───── Dataset entries ─────

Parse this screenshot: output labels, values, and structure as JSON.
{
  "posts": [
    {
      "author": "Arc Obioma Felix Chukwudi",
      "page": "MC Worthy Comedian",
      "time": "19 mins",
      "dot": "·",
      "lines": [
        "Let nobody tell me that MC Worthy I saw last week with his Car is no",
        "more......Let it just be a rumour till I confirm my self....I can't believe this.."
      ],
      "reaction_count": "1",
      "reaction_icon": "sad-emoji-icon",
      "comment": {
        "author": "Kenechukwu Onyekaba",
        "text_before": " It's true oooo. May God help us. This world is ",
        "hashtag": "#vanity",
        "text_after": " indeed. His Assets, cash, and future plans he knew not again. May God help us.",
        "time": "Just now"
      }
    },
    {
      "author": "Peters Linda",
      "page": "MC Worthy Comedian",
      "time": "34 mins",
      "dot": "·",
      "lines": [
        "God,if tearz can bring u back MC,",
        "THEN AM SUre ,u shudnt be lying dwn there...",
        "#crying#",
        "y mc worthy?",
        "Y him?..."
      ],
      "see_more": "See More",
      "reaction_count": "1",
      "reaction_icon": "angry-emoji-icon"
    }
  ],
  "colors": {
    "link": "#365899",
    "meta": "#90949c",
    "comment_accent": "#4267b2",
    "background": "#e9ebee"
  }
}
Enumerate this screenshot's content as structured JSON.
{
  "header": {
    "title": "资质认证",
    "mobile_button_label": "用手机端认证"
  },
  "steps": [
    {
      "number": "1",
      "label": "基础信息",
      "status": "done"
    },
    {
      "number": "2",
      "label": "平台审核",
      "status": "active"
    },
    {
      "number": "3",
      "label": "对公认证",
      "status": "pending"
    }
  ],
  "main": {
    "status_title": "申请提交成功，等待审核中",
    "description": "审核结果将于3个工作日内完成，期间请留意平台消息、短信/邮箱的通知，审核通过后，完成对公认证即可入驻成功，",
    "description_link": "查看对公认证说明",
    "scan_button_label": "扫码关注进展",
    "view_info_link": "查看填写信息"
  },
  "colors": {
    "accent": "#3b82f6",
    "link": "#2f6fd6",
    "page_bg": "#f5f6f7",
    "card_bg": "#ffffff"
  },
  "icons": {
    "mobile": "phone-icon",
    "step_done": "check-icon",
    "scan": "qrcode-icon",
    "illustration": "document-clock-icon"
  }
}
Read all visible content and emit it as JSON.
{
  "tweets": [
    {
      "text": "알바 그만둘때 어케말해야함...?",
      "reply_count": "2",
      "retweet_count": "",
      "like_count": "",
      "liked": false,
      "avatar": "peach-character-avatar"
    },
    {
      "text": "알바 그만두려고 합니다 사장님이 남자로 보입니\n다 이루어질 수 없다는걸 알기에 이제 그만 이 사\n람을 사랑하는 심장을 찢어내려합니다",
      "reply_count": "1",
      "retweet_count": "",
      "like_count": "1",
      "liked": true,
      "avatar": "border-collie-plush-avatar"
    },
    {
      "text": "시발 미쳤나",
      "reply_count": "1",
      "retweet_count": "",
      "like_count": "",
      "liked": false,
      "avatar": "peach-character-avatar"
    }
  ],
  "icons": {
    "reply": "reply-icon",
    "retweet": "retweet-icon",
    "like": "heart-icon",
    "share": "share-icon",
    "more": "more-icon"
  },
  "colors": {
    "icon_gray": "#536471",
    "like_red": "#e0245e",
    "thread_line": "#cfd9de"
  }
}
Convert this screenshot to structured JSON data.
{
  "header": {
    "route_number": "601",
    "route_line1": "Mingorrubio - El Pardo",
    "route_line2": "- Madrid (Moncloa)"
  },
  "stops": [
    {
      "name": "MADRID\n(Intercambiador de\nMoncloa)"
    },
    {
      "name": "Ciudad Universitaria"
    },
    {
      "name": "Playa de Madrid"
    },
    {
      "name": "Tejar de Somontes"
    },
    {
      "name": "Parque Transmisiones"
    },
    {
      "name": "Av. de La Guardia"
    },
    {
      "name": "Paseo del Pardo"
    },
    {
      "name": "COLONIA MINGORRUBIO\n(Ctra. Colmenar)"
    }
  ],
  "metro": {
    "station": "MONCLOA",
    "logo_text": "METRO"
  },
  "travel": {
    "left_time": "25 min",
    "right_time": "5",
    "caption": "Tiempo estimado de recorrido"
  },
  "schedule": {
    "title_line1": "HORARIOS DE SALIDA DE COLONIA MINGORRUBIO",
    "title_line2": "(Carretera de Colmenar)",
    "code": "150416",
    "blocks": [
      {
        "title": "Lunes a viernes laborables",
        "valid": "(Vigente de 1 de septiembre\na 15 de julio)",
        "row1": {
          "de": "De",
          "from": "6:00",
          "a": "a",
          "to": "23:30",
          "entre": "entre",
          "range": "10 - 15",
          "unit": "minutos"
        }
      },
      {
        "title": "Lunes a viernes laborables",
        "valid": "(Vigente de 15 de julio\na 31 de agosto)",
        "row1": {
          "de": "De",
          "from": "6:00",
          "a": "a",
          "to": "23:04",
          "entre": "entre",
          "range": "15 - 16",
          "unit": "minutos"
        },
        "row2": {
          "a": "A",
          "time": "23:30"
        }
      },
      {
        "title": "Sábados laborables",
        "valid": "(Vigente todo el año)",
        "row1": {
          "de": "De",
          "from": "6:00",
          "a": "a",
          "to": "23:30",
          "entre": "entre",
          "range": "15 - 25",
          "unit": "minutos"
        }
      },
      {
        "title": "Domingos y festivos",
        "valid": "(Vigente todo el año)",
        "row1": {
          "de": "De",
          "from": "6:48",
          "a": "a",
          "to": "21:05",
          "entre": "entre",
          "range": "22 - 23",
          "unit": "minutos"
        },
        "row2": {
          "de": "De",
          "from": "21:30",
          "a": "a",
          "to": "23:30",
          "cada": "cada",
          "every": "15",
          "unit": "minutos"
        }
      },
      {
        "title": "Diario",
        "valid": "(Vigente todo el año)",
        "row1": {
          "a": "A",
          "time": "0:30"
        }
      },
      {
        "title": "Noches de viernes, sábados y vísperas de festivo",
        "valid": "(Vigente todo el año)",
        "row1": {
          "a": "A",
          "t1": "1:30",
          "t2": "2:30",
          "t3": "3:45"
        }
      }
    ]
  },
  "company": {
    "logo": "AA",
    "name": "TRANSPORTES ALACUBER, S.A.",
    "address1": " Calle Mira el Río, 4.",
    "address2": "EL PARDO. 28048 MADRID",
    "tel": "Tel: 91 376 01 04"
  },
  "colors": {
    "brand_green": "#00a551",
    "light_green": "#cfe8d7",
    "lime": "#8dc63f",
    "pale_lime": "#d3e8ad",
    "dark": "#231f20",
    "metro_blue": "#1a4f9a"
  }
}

─────

**Written task**
Set out every line from the material that contains the string "content".

**The response**
Enumerate this screenshot's content as structured JSON.
Read all visible content and emit it as JSON.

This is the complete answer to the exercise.